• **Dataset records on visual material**

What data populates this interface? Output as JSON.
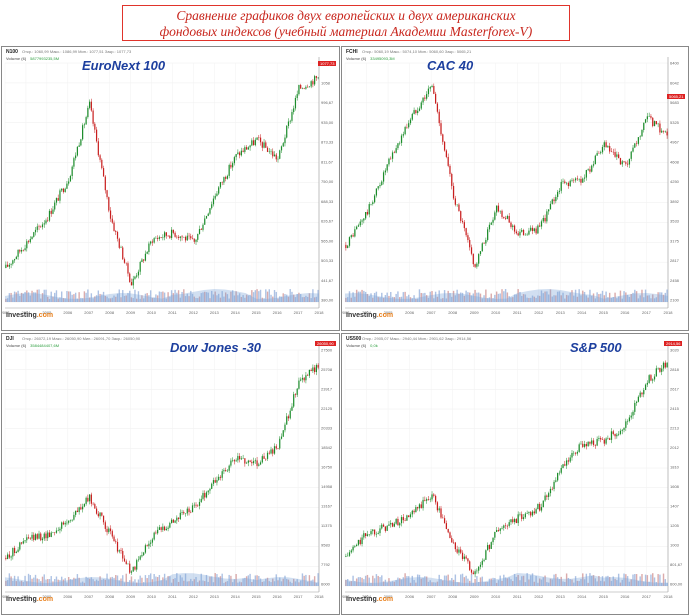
{
  "title": {
    "line1": "Сравнение графиков двух европейских и двух американских",
    "line2": "фондовых индексов (учебный материал Академии Masterforex-V)"
  },
  "panels": [
    {
      "ticker": "N100",
      "ohlc": "Откр.: 1060,99 Макс.: 1086,99 Мин.: 1077,51 Закр.: 1077,73",
      "volume_label": "Volume (6)",
      "volume_value": "5877993235,5M",
      "name": "EuroNext 100",
      "brand": "Investing",
      "brand_suffix": ".com",
      "last_price": "1077,73"
    },
    {
      "ticker": "FCHI",
      "ohlc": "Откр.: 5060,19 Макс.: 5074,10 Мин.: 5060,60 Закр.: 5065,21",
      "volume_label": "Volume (6)",
      "volume_value": "33495093,3M",
      "name": "CAC 40",
      "brand": "Investing",
      "brand_suffix": ".com",
      "last_price": "5065,21"
    },
    {
      "ticker": "DJI",
      "ohlc": "Откр.: 26072,19 Макс.: 26050,90 Мин.: 26091,70 Закр.: 26050,90",
      "volume_label": "Volume (6)",
      "volume_value": "3584484407,6M",
      "name": "Dow Jones -30",
      "brand": "Investing",
      "brand_suffix": ".com",
      "last_price": "26050,90"
    },
    {
      "ticker": "US500",
      "ohlc": "Откр.: 2905,07 Макс.: 2940,44 Мин.: 2901,62 Закр.: 2914,56",
      "volume_label": "Volume (6)",
      "volume_value": "0,0k",
      "name": "S&P 500",
      "brand": "Investing",
      "brand_suffix": ".com",
      "last_price": "2914,56"
    }
  ],
  "chart_data": [
    {
      "type": "line",
      "title": "EuroNext 100",
      "x": [
        "2003",
        "2004",
        "2005",
        "2006",
        "2007",
        "2008",
        "2009",
        "2010",
        "2011",
        "2012",
        "2013",
        "2014",
        "2015",
        "2016",
        "2017",
        "2018"
      ],
      "series": [
        {
          "values": [
            480,
            560,
            640,
            760,
            990,
            640,
            430,
            570,
            590,
            560,
            710,
            830,
            880,
            820,
            1040,
            1078
          ]
        }
      ],
      "ylim": [
        380,
        1120
      ],
      "colors": {
        "up": "#1c8c2b",
        "down": "#c81e1e",
        "volume": "#7aa3d6"
      }
    },
    {
      "type": "line",
      "title": "CAC 40",
      "x": [
        "2003",
        "2004",
        "2005",
        "2006",
        "2007",
        "2008",
        "2009",
        "2010",
        "2011",
        "2012",
        "2013",
        "2014",
        "2015",
        "2016",
        "2017",
        "2018"
      ],
      "series": [
        {
          "values": [
            3100,
            3700,
            4600,
            5400,
            6000,
            4000,
            2700,
            3800,
            3300,
            3400,
            4200,
            4300,
            4900,
            4500,
            5400,
            5065
          ]
        }
      ],
      "ylim": [
        2100,
        6400
      ],
      "colors": {
        "up": "#1c8c2b",
        "down": "#c81e1e",
        "volume": "#7aa3d6"
      }
    },
    {
      "type": "line",
      "title": "Dow Jones -30",
      "x": [
        "2003",
        "2004",
        "2005",
        "2006",
        "2007",
        "2008",
        "2009",
        "2010",
        "2011",
        "2012",
        "2013",
        "2014",
        "2015",
        "2016",
        "2017",
        "2018"
      ],
      "series": [
        {
          "values": [
            8400,
            10100,
            10500,
            11800,
            13900,
            10500,
            7000,
            10400,
            11900,
            13000,
            15500,
            17500,
            17200,
            18500,
            24700,
            26050
          ]
        }
      ],
      "ylim": [
        6000,
        27500
      ],
      "colors": {
        "up": "#1c8c2b",
        "down": "#c81e1e",
        "volume": "#7aa3d6"
      }
    },
    {
      "type": "line",
      "title": "S&P 500",
      "x": [
        "2003",
        "2004",
        "2005",
        "2006",
        "2007",
        "2008",
        "2009",
        "2010",
        "2011",
        "2012",
        "2013",
        "2014",
        "2015",
        "2016",
        "2017",
        "2018"
      ],
      "series": [
        {
          "values": [
            880,
            1130,
            1200,
            1300,
            1530,
            1000,
            700,
            1150,
            1280,
            1400,
            1780,
            2050,
            2080,
            2250,
            2700,
            2914
          ]
        }
      ],
      "ylim": [
        600,
        3020
      ],
      "colors": {
        "up": "#1c8c2b",
        "down": "#c81e1e",
        "volume": "#7aa3d6"
      }
    }
  ]
}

• **What is needed**
Look through the entries above; copy every line holding the string "EuroNext".

• **Exercise result**
      "name": "EuroNext 100",
      "title": "EuroNext 100",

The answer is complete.